# [WHAT TO PRODUCE]
Work through the data line by line, gathering every line that has the word "país".

# [DATA TO USE]
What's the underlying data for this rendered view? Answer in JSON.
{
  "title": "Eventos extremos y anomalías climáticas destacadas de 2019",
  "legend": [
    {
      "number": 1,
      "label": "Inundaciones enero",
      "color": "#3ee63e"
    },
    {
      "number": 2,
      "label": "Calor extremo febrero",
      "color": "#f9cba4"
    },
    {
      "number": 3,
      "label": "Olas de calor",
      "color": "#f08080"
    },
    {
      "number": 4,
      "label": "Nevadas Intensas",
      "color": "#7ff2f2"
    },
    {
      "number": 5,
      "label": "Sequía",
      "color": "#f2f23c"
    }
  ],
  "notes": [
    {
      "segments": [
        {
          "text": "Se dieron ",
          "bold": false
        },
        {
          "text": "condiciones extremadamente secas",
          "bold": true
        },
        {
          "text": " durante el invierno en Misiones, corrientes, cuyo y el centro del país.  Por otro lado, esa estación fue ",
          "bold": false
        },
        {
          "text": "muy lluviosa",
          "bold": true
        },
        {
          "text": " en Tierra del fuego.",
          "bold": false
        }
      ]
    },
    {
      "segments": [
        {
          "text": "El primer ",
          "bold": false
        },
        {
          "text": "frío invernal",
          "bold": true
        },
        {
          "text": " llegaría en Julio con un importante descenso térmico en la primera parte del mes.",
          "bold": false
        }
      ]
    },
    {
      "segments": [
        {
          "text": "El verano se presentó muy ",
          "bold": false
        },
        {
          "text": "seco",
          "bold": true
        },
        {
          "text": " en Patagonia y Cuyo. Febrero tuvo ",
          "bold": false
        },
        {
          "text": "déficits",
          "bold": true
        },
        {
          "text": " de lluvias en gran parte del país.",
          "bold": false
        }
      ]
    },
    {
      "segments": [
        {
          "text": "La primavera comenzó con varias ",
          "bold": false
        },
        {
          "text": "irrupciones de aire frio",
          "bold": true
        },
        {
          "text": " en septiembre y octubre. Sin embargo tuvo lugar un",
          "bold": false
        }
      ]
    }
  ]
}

# [FINAL RESULT]
          "text": " durante el invierno en Misiones, corrientes, cuyo y el centro del país.  Por otro lado, esa estación fue ",
          "text": " de lluvias en gran parte del país.",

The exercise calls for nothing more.